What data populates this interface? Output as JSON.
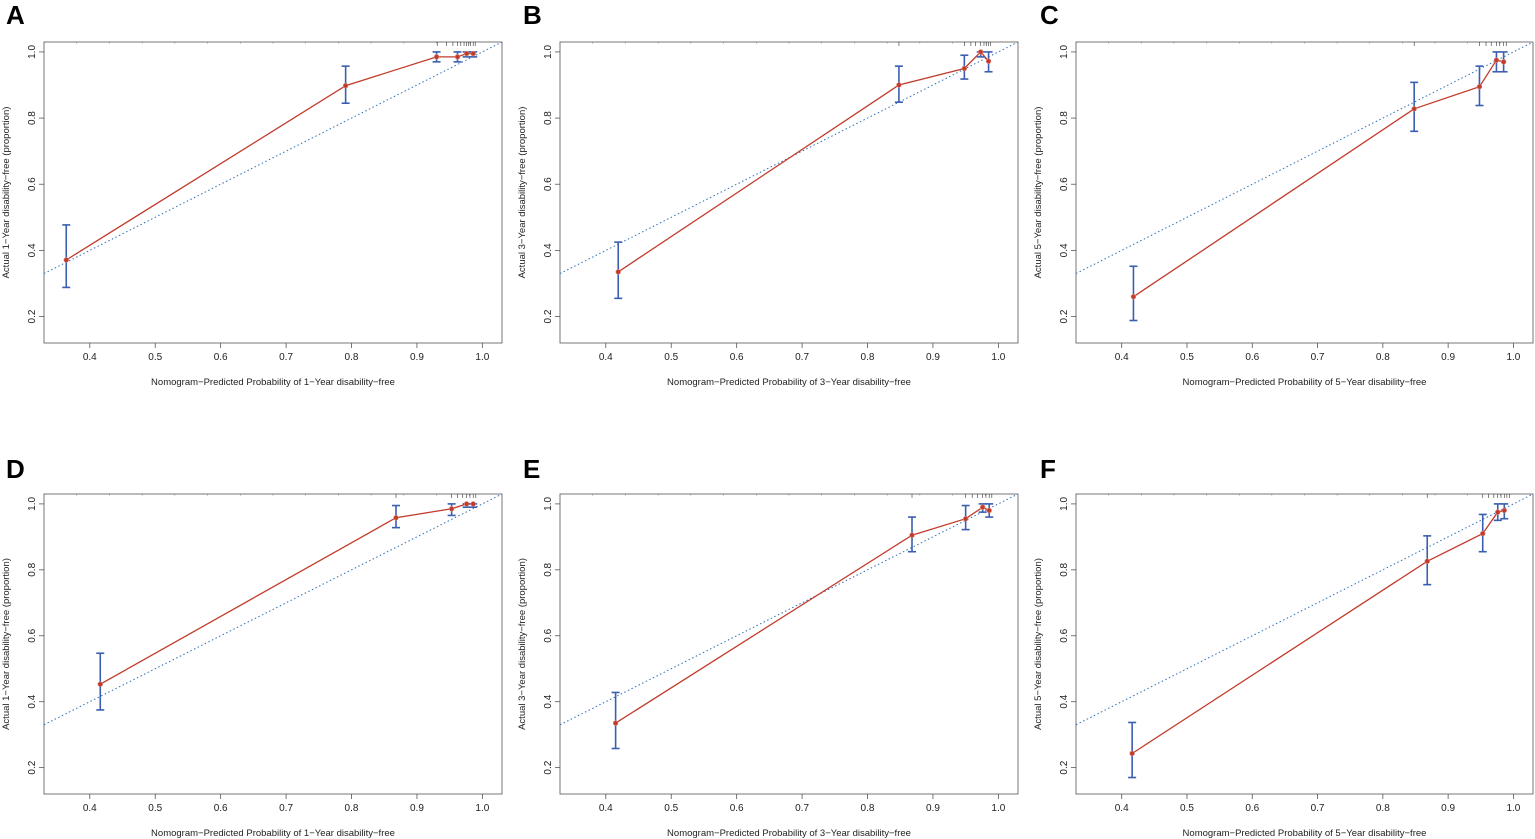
{
  "colors": {
    "curve": "#c23b2a",
    "ideal": "#2e6fb5",
    "errorbar": "#3a5fb0",
    "frame": "#555555"
  },
  "chart_data": [
    {
      "panel": "A",
      "type": "line",
      "title": "",
      "xlabel": "Nomogram−Predicted Probability of 1−Year disability−free",
      "ylabel": "Actual 1−Year disability−free (proportion)",
      "xlim": [
        0.33,
        1.03
      ],
      "ylim": [
        0.12,
        1.03
      ],
      "xticks": [
        "0.4",
        "0.5",
        "0.6",
        "0.7",
        "0.8",
        "0.9",
        "1.0"
      ],
      "yticks": [
        "0.2",
        "0.4",
        "0.6",
        "0.8",
        "1.0"
      ],
      "x": [
        0.364,
        0.791,
        0.93,
        0.962,
        0.976,
        0.986
      ],
      "y": [
        0.371,
        0.898,
        0.985,
        0.985,
        0.995,
        0.995
      ],
      "lower": [
        0.288,
        0.845,
        0.97,
        0.97,
        0.985,
        0.985
      ],
      "upper": [
        0.477,
        0.957,
        1.0,
        1.0,
        1.0,
        1.0
      ],
      "rug": [
        0.931,
        0.945,
        0.955,
        0.962,
        0.967,
        0.972,
        0.976,
        0.979,
        0.982,
        0.986,
        0.989
      ]
    },
    {
      "panel": "B",
      "type": "line",
      "title": "",
      "xlabel": "Nomogram−Predicted Probability of 3−Year disability−free",
      "ylabel": "Actual 3−Year disability−free (proportion)",
      "xlim": [
        0.33,
        1.03
      ],
      "ylim": [
        0.12,
        1.03
      ],
      "xticks": [
        "0.4",
        "0.5",
        "0.6",
        "0.7",
        "0.8",
        "0.9",
        "1.0"
      ],
      "yticks": [
        "0.2",
        "0.4",
        "0.6",
        "0.8",
        "1.0"
      ],
      "x": [
        0.419,
        0.848,
        0.948,
        0.973,
        0.985
      ],
      "y": [
        0.335,
        0.9,
        0.95,
        1.0,
        0.972
      ],
      "lower": [
        0.255,
        0.848,
        0.918,
        0.985,
        0.94
      ],
      "upper": [
        0.425,
        0.957,
        0.99,
        1.0,
        1.0
      ],
      "rug": [
        0.848,
        0.948,
        0.958,
        0.965,
        0.973,
        0.978,
        0.982,
        0.985,
        0.988
      ]
    },
    {
      "panel": "C",
      "type": "line",
      "title": "",
      "xlabel": "Nomogram−Predicted Probability of 5−Year disability−free",
      "ylabel": "Actual 5−Year disability−free (proportion)",
      "xlim": [
        0.33,
        1.03
      ],
      "ylim": [
        0.12,
        1.03
      ],
      "xticks": [
        "0.4",
        "0.5",
        "0.6",
        "0.7",
        "0.8",
        "0.9",
        "1.0"
      ],
      "yticks": [
        "0.2",
        "0.4",
        "0.6",
        "0.8",
        "1.0"
      ],
      "x": [
        0.418,
        0.848,
        0.948,
        0.974,
        0.985
      ],
      "y": [
        0.26,
        0.828,
        0.895,
        0.975,
        0.97
      ],
      "lower": [
        0.188,
        0.76,
        0.838,
        0.94,
        0.94
      ],
      "upper": [
        0.352,
        0.908,
        0.957,
        1.0,
        1.0
      ],
      "rug": [
        0.848,
        0.948,
        0.958,
        0.966,
        0.974,
        0.979,
        0.985,
        0.989
      ]
    },
    {
      "panel": "D",
      "type": "line",
      "title": "",
      "xlabel": "Nomogram−Predicted Probability of 1−Year disability−free",
      "ylabel": "Actual 1−Year disability−free (proportion)",
      "xlim": [
        0.33,
        1.03
      ],
      "ylim": [
        0.12,
        1.03
      ],
      "xticks": [
        "0.4",
        "0.5",
        "0.6",
        "0.7",
        "0.8",
        "0.9",
        "1.0"
      ],
      "yticks": [
        "0.2",
        "0.4",
        "0.6",
        "0.8",
        "1.0"
      ],
      "x": [
        0.416,
        0.868,
        0.953,
        0.976,
        0.986
      ],
      "y": [
        0.453,
        0.958,
        0.985,
        1.0,
        1.0
      ],
      "lower": [
        0.375,
        0.928,
        0.965,
        0.99,
        0.99
      ],
      "upper": [
        0.547,
        0.995,
        1.0,
        1.0,
        1.0
      ],
      "rug": [
        0.868,
        0.953,
        0.962,
        0.97,
        0.976,
        0.981,
        0.986,
        0.99
      ]
    },
    {
      "panel": "E",
      "type": "line",
      "title": "",
      "xlabel": "Nomogram−Predicted Probability of 3−Year disability−free",
      "ylabel": "Actual 3−Year disability−free (proportion)",
      "xlim": [
        0.33,
        1.03
      ],
      "ylim": [
        0.12,
        1.03
      ],
      "xticks": [
        "0.4",
        "0.5",
        "0.6",
        "0.7",
        "0.8",
        "0.9",
        "1.0"
      ],
      "yticks": [
        "0.2",
        "0.4",
        "0.6",
        "0.8",
        "1.0"
      ],
      "x": [
        0.415,
        0.868,
        0.95,
        0.976,
        0.986
      ],
      "y": [
        0.335,
        0.905,
        0.955,
        0.99,
        0.98
      ],
      "lower": [
        0.258,
        0.855,
        0.922,
        0.975,
        0.96
      ],
      "upper": [
        0.428,
        0.96,
        0.995,
        1.0,
        1.0
      ],
      "rug": [
        0.868,
        0.95,
        0.96,
        0.968,
        0.976,
        0.981,
        0.986,
        0.99
      ]
    },
    {
      "panel": "F",
      "type": "line",
      "title": "",
      "xlabel": "Nomogram−Predicted Probability of 5−Year disability−free",
      "ylabel": "Actual 5−Year disability−free (proportion)",
      "xlim": [
        0.33,
        1.03
      ],
      "ylim": [
        0.12,
        1.03
      ],
      "xticks": [
        "0.4",
        "0.5",
        "0.6",
        "0.7",
        "0.8",
        "0.9",
        "1.0"
      ],
      "yticks": [
        "0.2",
        "0.4",
        "0.6",
        "0.8",
        "1.0"
      ],
      "x": [
        0.416,
        0.868,
        0.953,
        0.976,
        0.986
      ],
      "y": [
        0.243,
        0.826,
        0.91,
        0.975,
        0.98
      ],
      "lower": [
        0.17,
        0.755,
        0.855,
        0.95,
        0.955
      ],
      "upper": [
        0.337,
        0.903,
        0.968,
        1.0,
        1.0
      ],
      "rug": [
        0.868,
        0.953,
        0.962,
        0.97,
        0.976,
        0.981,
        0.986,
        0.99,
        0.994
      ]
    }
  ]
}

______

| What needs to be done |
Repeat all of the records verbatim, leaving out the pictures.

| Task response |
What data populates this interface? Output as JSON.
{
  "colors": {
    "curve": "#c23b2a",
    "ideal": "#2e6fb5",
    "errorbar": "#3a5fb0",
    "frame": "#555555"
  },
  "chart_data": [
    {
      "panel": "A",
      "type": "line",
      "title": "",
      "xlabel": "Nomogram−Predicted Probability of 1−Year disability−free",
      "ylabel": "Actual 1−Year disability−free (proportion)",
      "xlim": [
        0.33,
        1.03
      ],
      "ylim": [
        0.12,
        1.03
      ],
      "xticks": [
        "0.4",
        "0.5",
        "0.6",
        "0.7",
        "0.8",
        "0.9",
        "1.0"
      ],
      "yticks": [
        "0.2",
        "0.4",
        "0.6",
        "0.8",
        "1.0"
      ],
      "x": [
        0.364,
        0.791,
        0.93,
        0.962,
        0.976,
        0.986
      ],
      "y": [
        0.371,
        0.898,
        0.985,
        0.985,
        0.995,
        0.995
      ],
      "lower": [
        0.288,
        0.845,
        0.97,
        0.97,
        0.985,
        0.985
      ],
      "upper": [
        0.477,
        0.957,
        1.0,
        1.0,
        1.0,
        1.0
      ],
      "rug": [
        0.931,
        0.945,
        0.955,
        0.962,
        0.967,
        0.972,
        0.976,
        0.979,
        0.982,
        0.986,
        0.989
      ]
    },
    {
      "panel": "B",
      "type": "line",
      "title": "",
      "xlabel": "Nomogram−Predicted Probability of 3−Year disability−free",
      "ylabel": "Actual 3−Year disability−free (proportion)",
      "xlim": [
        0.33,
        1.03
      ],
      "ylim": [
        0.12,
        1.03
      ],
      "xticks": [
        "0.4",
        "0.5",
        "0.6",
        "0.7",
        "0.8",
        "0.9",
        "1.0"
      ],
      "yticks": [
        "0.2",
        "0.4",
        "0.6",
        "0.8",
        "1.0"
      ],
      "x": [
        0.419,
        0.848,
        0.948,
        0.973,
        0.985
      ],
      "y": [
        0.335,
        0.9,
        0.95,
        1.0,
        0.972
      ],
      "lower": [
        0.255,
        0.848,
        0.918,
        0.985,
        0.94
      ],
      "upper": [
        0.425,
        0.957,
        0.99,
        1.0,
        1.0
      ],
      "rug": [
        0.848,
        0.948,
        0.958,
        0.965,
        0.973,
        0.978,
        0.982,
        0.985,
        0.988
      ]
    },
    {
      "panel": "C",
      "type": "line",
      "title": "",
      "xlabel": "Nomogram−Predicted Probability of 5−Year disability−free",
      "ylabel": "Actual 5−Year disability−free (proportion)",
      "xlim": [
        0.33,
        1.03
      ],
      "ylim": [
        0.12,
        1.03
      ],
      "xticks": [
        "0.4",
        "0.5",
        "0.6",
        "0.7",
        "0.8",
        "0.9",
        "1.0"
      ],
      "yticks": [
        "0.2",
        "0.4",
        "0.6",
        "0.8",
        "1.0"
      ],
      "x": [
        0.418,
        0.848,
        0.948,
        0.974,
        0.985
      ],
      "y": [
        0.26,
        0.828,
        0.895,
        0.975,
        0.97
      ],
      "lower": [
        0.188,
        0.76,
        0.838,
        0.94,
        0.94
      ],
      "upper": [
        0.352,
        0.908,
        0.957,
        1.0,
        1.0
      ],
      "rug": [
        0.848,
        0.948,
        0.958,
        0.966,
        0.974,
        0.979,
        0.985,
        0.989
      ]
    },
    {
      "panel": "D",
      "type": "line",
      "title": "",
      "xlabel": "Nomogram−Predicted Probability of 1−Year disability−free",
      "ylabel": "Actual 1−Year disability−free (proportion)",
      "xlim": [
        0.33,
        1.03
      ],
      "ylim": [
        0.12,
        1.03
      ],
      "xticks": [
        "0.4",
        "0.5",
        "0.6",
        "0.7",
        "0.8",
        "0.9",
        "1.0"
      ],
      "yticks": [
        "0.2",
        "0.4",
        "0.6",
        "0.8",
        "1.0"
      ],
      "x": [
        0.416,
        0.868,
        0.953,
        0.976,
        0.986
      ],
      "y": [
        0.453,
        0.958,
        0.985,
        1.0,
        1.0
      ],
      "lower": [
        0.375,
        0.928,
        0.965,
        0.99,
        0.99
      ],
      "upper": [
        0.547,
        0.995,
        1.0,
        1.0,
        1.0
      ],
      "rug": [
        0.868,
        0.953,
        0.962,
        0.97,
        0.976,
        0.981,
        0.986,
        0.99
      ]
    },
    {
      "panel": "E",
      "type": "line",
      "title": "",
      "xlabel": "Nomogram−Predicted Probability of 3−Year disability−free",
      "ylabel": "Actual 3−Year disability−free (proportion)",
      "xlim": [
        0.33,
        1.03
      ],
      "ylim": [
        0.12,
        1.03
      ],
      "xticks": [
        "0.4",
        "0.5",
        "0.6",
        "0.7",
        "0.8",
        "0.9",
        "1.0"
      ],
      "yticks": [
        "0.2",
        "0.4",
        "0.6",
        "0.8",
        "1.0"
      ],
      "x": [
        0.415,
        0.868,
        0.95,
        0.976,
        0.986
      ],
      "y": [
        0.335,
        0.905,
        0.955,
        0.99,
        0.98
      ],
      "lower": [
        0.258,
        0.855,
        0.922,
        0.975,
        0.96
      ],
      "upper": [
        0.428,
        0.96,
        0.995,
        1.0,
        1.0
      ],
      "rug": [
        0.868,
        0.95,
        0.96,
        0.968,
        0.976,
        0.981,
        0.986,
        0.99
      ]
    },
    {
      "panel": "F",
      "type": "line",
      "title": "",
      "xlabel": "Nomogram−Predicted Probability of 5−Year disability−free",
      "ylabel": "Actual 5−Year disability−free (proportion)",
      "xlim": [
        0.33,
        1.03
      ],
      "ylim": [
        0.12,
        1.03
      ],
      "xticks": [
        "0.4",
        "0.5",
        "0.6",
        "0.7",
        "0.8",
        "0.9",
        "1.0"
      ],
      "yticks": [
        "0.2",
        "0.4",
        "0.6",
        "0.8",
        "1.0"
      ],
      "x": [
        0.416,
        0.868,
        0.953,
        0.976,
        0.986
      ],
      "y": [
        0.243,
        0.826,
        0.91,
        0.975,
        0.98
      ],
      "lower": [
        0.17,
        0.755,
        0.855,
        0.95,
        0.955
      ],
      "upper": [
        0.337,
        0.903,
        0.968,
        1.0,
        1.0
      ],
      "rug": [
        0.868,
        0.953,
        0.962,
        0.97,
        0.976,
        0.981,
        0.986,
        0.99,
        0.994
      ]
    }
  ]
}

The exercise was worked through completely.